Figure data in JSON
= = =
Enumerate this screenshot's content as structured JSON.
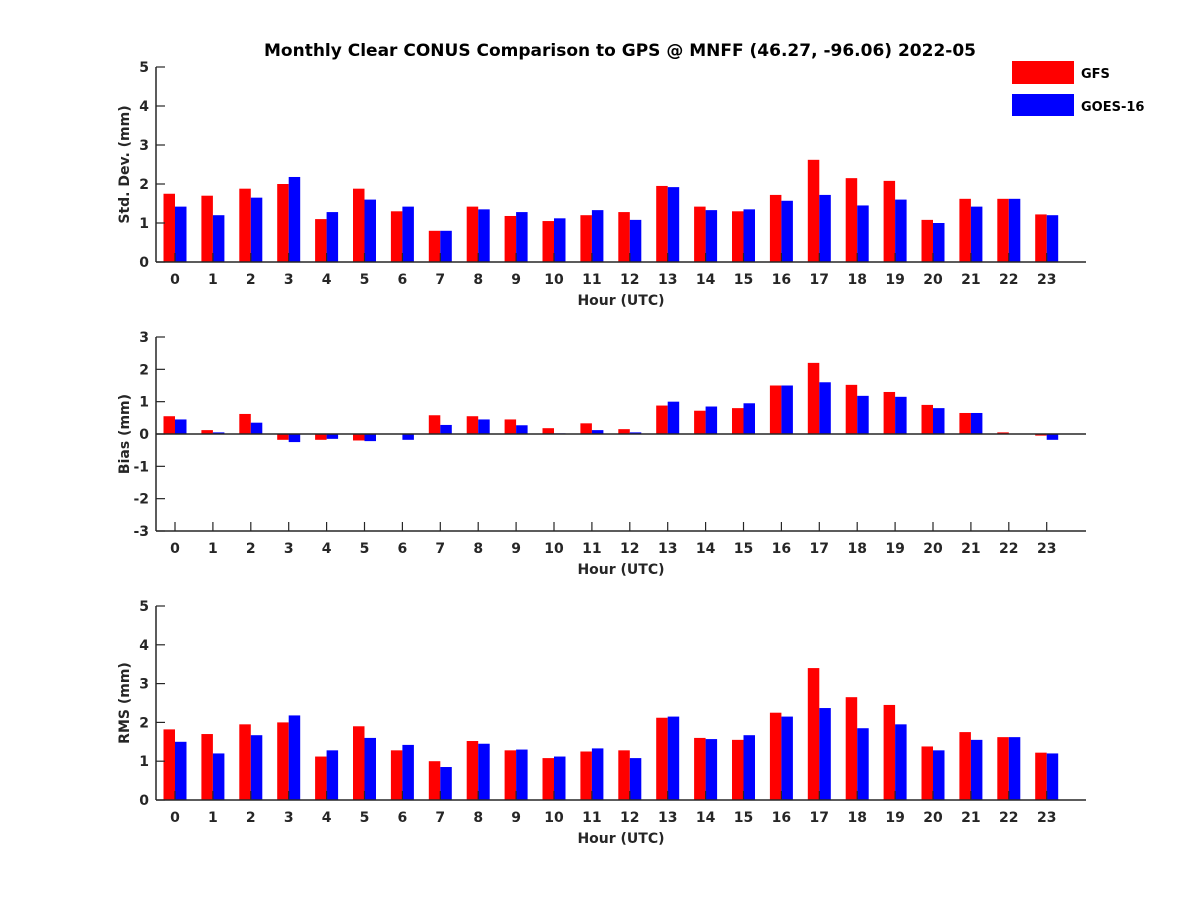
{
  "title": "Monthly Clear CONUS Comparison to GPS @ MNFF (46.27, -96.06) 2022-05",
  "colors": {
    "GFS": "#ff0000",
    "GOES-16": "#0000ff",
    "axis": "#262626"
  },
  "legend": {
    "placement": "top-right",
    "entries": [
      "GFS",
      "GOES-16"
    ]
  },
  "chart_data": [
    {
      "type": "bar",
      "xlabel": "Hour (UTC)",
      "ylabel": "Std. Dev. (mm)",
      "ylim": [
        0,
        5
      ],
      "yticks": [
        0,
        1,
        2,
        3,
        4,
        5
      ],
      "categories": [
        "0",
        "1",
        "2",
        "3",
        "4",
        "5",
        "6",
        "7",
        "8",
        "9",
        "10",
        "11",
        "12",
        "13",
        "14",
        "15",
        "16",
        "17",
        "18",
        "19",
        "20",
        "21",
        "22",
        "23"
      ],
      "grid": false,
      "series": [
        {
          "name": "GFS",
          "values": [
            1.75,
            1.7,
            1.88,
            2.0,
            1.1,
            1.88,
            1.3,
            0.8,
            1.42,
            1.18,
            1.05,
            1.2,
            1.28,
            1.95,
            1.42,
            1.3,
            1.72,
            2.62,
            2.15,
            2.08,
            1.08,
            1.62,
            1.62,
            1.22
          ]
        },
        {
          "name": "GOES-16",
          "values": [
            1.42,
            1.2,
            1.65,
            2.18,
            1.28,
            1.6,
            1.42,
            0.8,
            1.35,
            1.28,
            1.12,
            1.33,
            1.08,
            1.92,
            1.33,
            1.35,
            1.57,
            1.72,
            1.45,
            1.6,
            1.0,
            1.42,
            1.62,
            1.2
          ]
        }
      ]
    },
    {
      "type": "bar",
      "xlabel": "Hour (UTC)",
      "ylabel": "Bias (mm)",
      "ylim": [
        -3,
        3
      ],
      "yticks": [
        -3,
        -2,
        -1,
        0,
        1,
        2,
        3
      ],
      "categories": [
        "0",
        "1",
        "2",
        "3",
        "4",
        "5",
        "6",
        "7",
        "8",
        "9",
        "10",
        "11",
        "12",
        "13",
        "14",
        "15",
        "16",
        "17",
        "18",
        "19",
        "20",
        "21",
        "22",
        "23"
      ],
      "grid": false,
      "series": [
        {
          "name": "GFS",
          "values": [
            0.55,
            0.12,
            0.62,
            -0.18,
            -0.18,
            -0.2,
            0.0,
            0.58,
            0.55,
            0.45,
            0.18,
            0.33,
            0.15,
            0.88,
            0.72,
            0.8,
            1.5,
            2.2,
            1.52,
            1.3,
            0.9,
            0.65,
            0.05,
            -0.05
          ]
        },
        {
          "name": "GOES-16",
          "values": [
            0.45,
            0.05,
            0.35,
            -0.25,
            -0.15,
            -0.22,
            -0.18,
            0.28,
            0.45,
            0.27,
            0.02,
            0.12,
            0.05,
            1.0,
            0.85,
            0.95,
            1.5,
            1.6,
            1.18,
            1.15,
            0.8,
            0.65,
            0.0,
            -0.18
          ]
        }
      ]
    },
    {
      "type": "bar",
      "xlabel": "Hour (UTC)",
      "ylabel": "RMS (mm)",
      "ylim": [
        0,
        5
      ],
      "yticks": [
        0,
        1,
        2,
        3,
        4,
        5
      ],
      "categories": [
        "0",
        "1",
        "2",
        "3",
        "4",
        "5",
        "6",
        "7",
        "8",
        "9",
        "10",
        "11",
        "12",
        "13",
        "14",
        "15",
        "16",
        "17",
        "18",
        "19",
        "20",
        "21",
        "22",
        "23"
      ],
      "grid": false,
      "series": [
        {
          "name": "GFS",
          "values": [
            1.82,
            1.7,
            1.95,
            2.0,
            1.12,
            1.9,
            1.28,
            1.0,
            1.52,
            1.28,
            1.08,
            1.25,
            1.28,
            2.12,
            1.6,
            1.55,
            2.25,
            3.4,
            2.65,
            2.45,
            1.38,
            1.75,
            1.62,
            1.22
          ]
        },
        {
          "name": "GOES-16",
          "values": [
            1.5,
            1.2,
            1.67,
            2.18,
            1.28,
            1.6,
            1.42,
            0.85,
            1.45,
            1.3,
            1.12,
            1.33,
            1.08,
            2.15,
            1.57,
            1.67,
            2.15,
            2.37,
            1.85,
            1.95,
            1.28,
            1.55,
            1.62,
            1.2
          ]
        }
      ]
    }
  ]
}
= = =
Pictures in the records above are left out; print everything else exactly as written.

Enumerate this screenshot's content as structured JSON.
{
  "title": "Monthly Clear CONUS Comparison to GPS @ MNFF (46.27, -96.06) 2022-05",
  "colors": {
    "GFS": "#ff0000",
    "GOES-16": "#0000ff",
    "axis": "#262626"
  },
  "legend": {
    "placement": "top-right",
    "entries": [
      "GFS",
      "GOES-16"
    ]
  },
  "chart_data": [
    {
      "type": "bar",
      "xlabel": "Hour (UTC)",
      "ylabel": "Std. Dev. (mm)",
      "ylim": [
        0,
        5
      ],
      "yticks": [
        0,
        1,
        2,
        3,
        4,
        5
      ],
      "categories": [
        "0",
        "1",
        "2",
        "3",
        "4",
        "5",
        "6",
        "7",
        "8",
        "9",
        "10",
        "11",
        "12",
        "13",
        "14",
        "15",
        "16",
        "17",
        "18",
        "19",
        "20",
        "21",
        "22",
        "23"
      ],
      "grid": false,
      "series": [
        {
          "name": "GFS",
          "values": [
            1.75,
            1.7,
            1.88,
            2.0,
            1.1,
            1.88,
            1.3,
            0.8,
            1.42,
            1.18,
            1.05,
            1.2,
            1.28,
            1.95,
            1.42,
            1.3,
            1.72,
            2.62,
            2.15,
            2.08,
            1.08,
            1.62,
            1.62,
            1.22
          ]
        },
        {
          "name": "GOES-16",
          "values": [
            1.42,
            1.2,
            1.65,
            2.18,
            1.28,
            1.6,
            1.42,
            0.8,
            1.35,
            1.28,
            1.12,
            1.33,
            1.08,
            1.92,
            1.33,
            1.35,
            1.57,
            1.72,
            1.45,
            1.6,
            1.0,
            1.42,
            1.62,
            1.2
          ]
        }
      ]
    },
    {
      "type": "bar",
      "xlabel": "Hour (UTC)",
      "ylabel": "Bias (mm)",
      "ylim": [
        -3,
        3
      ],
      "yticks": [
        -3,
        -2,
        -1,
        0,
        1,
        2,
        3
      ],
      "categories": [
        "0",
        "1",
        "2",
        "3",
        "4",
        "5",
        "6",
        "7",
        "8",
        "9",
        "10",
        "11",
        "12",
        "13",
        "14",
        "15",
        "16",
        "17",
        "18",
        "19",
        "20",
        "21",
        "22",
        "23"
      ],
      "grid": false,
      "series": [
        {
          "name": "GFS",
          "values": [
            0.55,
            0.12,
            0.62,
            -0.18,
            -0.18,
            -0.2,
            0.0,
            0.58,
            0.55,
            0.45,
            0.18,
            0.33,
            0.15,
            0.88,
            0.72,
            0.8,
            1.5,
            2.2,
            1.52,
            1.3,
            0.9,
            0.65,
            0.05,
            -0.05
          ]
        },
        {
          "name": "GOES-16",
          "values": [
            0.45,
            0.05,
            0.35,
            -0.25,
            -0.15,
            -0.22,
            -0.18,
            0.28,
            0.45,
            0.27,
            0.02,
            0.12,
            0.05,
            1.0,
            0.85,
            0.95,
            1.5,
            1.6,
            1.18,
            1.15,
            0.8,
            0.65,
            0.0,
            -0.18
          ]
        }
      ]
    },
    {
      "type": "bar",
      "xlabel": "Hour (UTC)",
      "ylabel": "RMS (mm)",
      "ylim": [
        0,
        5
      ],
      "yticks": [
        0,
        1,
        2,
        3,
        4,
        5
      ],
      "categories": [
        "0",
        "1",
        "2",
        "3",
        "4",
        "5",
        "6",
        "7",
        "8",
        "9",
        "10",
        "11",
        "12",
        "13",
        "14",
        "15",
        "16",
        "17",
        "18",
        "19",
        "20",
        "21",
        "22",
        "23"
      ],
      "grid": false,
      "series": [
        {
          "name": "GFS",
          "values": [
            1.82,
            1.7,
            1.95,
            2.0,
            1.12,
            1.9,
            1.28,
            1.0,
            1.52,
            1.28,
            1.08,
            1.25,
            1.28,
            2.12,
            1.6,
            1.55,
            2.25,
            3.4,
            2.65,
            2.45,
            1.38,
            1.75,
            1.62,
            1.22
          ]
        },
        {
          "name": "GOES-16",
          "values": [
            1.5,
            1.2,
            1.67,
            2.18,
            1.28,
            1.6,
            1.42,
            0.85,
            1.45,
            1.3,
            1.12,
            1.33,
            1.08,
            2.15,
            1.57,
            1.67,
            2.15,
            2.37,
            1.85,
            1.95,
            1.28,
            1.55,
            1.62,
            1.2
          ]
        }
      ]
    }
  ]
}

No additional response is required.